Text:
We are half way through the year and many different blogs are doing their 1/2 way point lists for 2010 and that got me thinking about what some of my favorite Milwaukee Hip-Hop songs from this year are, so far.  I decided to venture over to Radio Milwaukee’s website to see what they’ve been diggin’ on and after scrolling backwards from July 6th to June 20th, I realized a trend…they’re playing the same Milwaukee Hip-Hop songs by and large that they were pushing all last year.

I guess I was a bit surprised by this because I know how much Milwaukee Hip-Hop has already come out, including new singles by artists they themselves are pumping.  What surprised me even more were the omissions of artists that I know fit the 88Nine demographic.

I searched all the usual suspects, and sure, some of them probably didn’t take the time to send their records over to 88Nine but I know for sure several of them did because I did it for them or they told me that they did.  Also, I know that the deejays get sent tons of music and they prefer edited stuff which they don’t have to scratch out the expletives, but I can tell you first hand that they will do it.

Lastly, I’m starting to get a feeling that it might not necessarily be the deejays at the station or some of the others that work there that should be looked at for this imbalance because Tarik, Jordan, Marcus, and Adam, are all very deeply rooted in the Milwaukee music scene and might know about everything out there between the 4 of them…so it appears to be more of a managerial issue.  This is all speculation of course.

Alright, here is who got plays and how many (as of July 6th, 2010):

Frankie Flowers – 228; Prophetic – 66; Figureheads – 65; The Lab Partners – 63; Oneself – 31; KingHellBastard (KHB) – 29; Kid Millions – 14; JC Poppe – 2; Element – 1; Fresh Cut Collective – 1.

Supplied material:
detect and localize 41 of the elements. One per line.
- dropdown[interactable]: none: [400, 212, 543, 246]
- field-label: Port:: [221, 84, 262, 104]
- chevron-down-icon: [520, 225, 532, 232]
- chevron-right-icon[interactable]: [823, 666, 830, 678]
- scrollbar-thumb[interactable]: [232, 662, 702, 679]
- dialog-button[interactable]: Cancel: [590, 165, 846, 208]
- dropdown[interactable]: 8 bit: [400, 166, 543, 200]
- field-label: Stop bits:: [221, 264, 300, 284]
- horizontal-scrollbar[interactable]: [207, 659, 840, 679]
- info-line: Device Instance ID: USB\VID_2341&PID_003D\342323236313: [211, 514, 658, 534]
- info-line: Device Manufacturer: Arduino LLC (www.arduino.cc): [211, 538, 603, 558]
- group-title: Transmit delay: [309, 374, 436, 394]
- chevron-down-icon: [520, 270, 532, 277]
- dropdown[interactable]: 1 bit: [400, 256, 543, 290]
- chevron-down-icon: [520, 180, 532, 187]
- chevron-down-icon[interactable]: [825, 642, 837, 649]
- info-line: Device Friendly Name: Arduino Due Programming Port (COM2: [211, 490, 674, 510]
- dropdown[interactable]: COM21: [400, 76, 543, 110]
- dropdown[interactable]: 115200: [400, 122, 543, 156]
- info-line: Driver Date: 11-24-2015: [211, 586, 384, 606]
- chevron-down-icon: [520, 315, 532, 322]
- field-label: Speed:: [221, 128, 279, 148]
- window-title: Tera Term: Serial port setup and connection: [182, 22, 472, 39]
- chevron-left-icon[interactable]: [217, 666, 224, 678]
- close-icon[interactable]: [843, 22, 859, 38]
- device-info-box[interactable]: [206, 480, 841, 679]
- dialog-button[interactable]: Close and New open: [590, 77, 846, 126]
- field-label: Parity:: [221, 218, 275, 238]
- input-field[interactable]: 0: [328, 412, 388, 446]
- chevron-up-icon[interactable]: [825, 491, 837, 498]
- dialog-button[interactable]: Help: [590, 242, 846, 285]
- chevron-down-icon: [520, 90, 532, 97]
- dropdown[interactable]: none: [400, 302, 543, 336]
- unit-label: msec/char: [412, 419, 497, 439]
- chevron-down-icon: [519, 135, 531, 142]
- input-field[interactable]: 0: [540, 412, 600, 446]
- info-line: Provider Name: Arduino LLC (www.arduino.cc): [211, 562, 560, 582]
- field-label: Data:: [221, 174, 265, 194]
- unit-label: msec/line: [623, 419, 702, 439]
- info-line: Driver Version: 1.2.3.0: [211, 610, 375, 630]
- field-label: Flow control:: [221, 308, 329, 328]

Stated problem 1: Translate this sentence from the post about Milwaukee Hip-Hop radio plays into Spanish: "What surprised me even more were the omissions of artists that I know fit the 88Nine demographic."
Stated problem 2: Carry on the post about Milwaukee Hip-Hop radio plays from the point where it stops.

Exercise output 1: Lo que me sorprendió aún más fueron las omisiones de artistas que sé que encajan en el perfil demográfico de 88Nine.

Exercise output 2:
That last group getting 1 play baffles me.  Fresh Cut Collective is embraced by all different types of people in Milwaukee and I know that 88Nine is well versed in FCC’s music, but they only get 1 play?

The confusion doesn’t stop there.  I was very surprised to find that Melissa Czarnik, nor Eric Mire, received any plays on Radio Milwaukee…and NEVER have (according to the information found on the 88Nine website).  Again, you would figure that either of those artists are a lock when you consider the diverse ears of 88Nine listeners and their popularity in Milwaukee.

A few others who have released albums or singles recently, to somewhat recently, are also missing.  People like Dana Coppafeel, D. Ellzey, Signif, and Haz Solo & Dylan Thomas.  I highlight these artists because I am positive the radio station knows about these artists releases.  Also, even though Prophetic is on the list of artists played this year, he has released several new singles that have been buzzed about but have not received airplay.

I understand that the first half of the year has been tough for Radio Milwaukee with Scott Mullins leaving, but I think it’s time to rotate in some new music to compliment the several songs 88Nine has firmly established as being their core of Milwaukee Hip-Hop.

(NOTE: It is quite possible that I missed an artist or two.  Please correct me if I missed somebody.)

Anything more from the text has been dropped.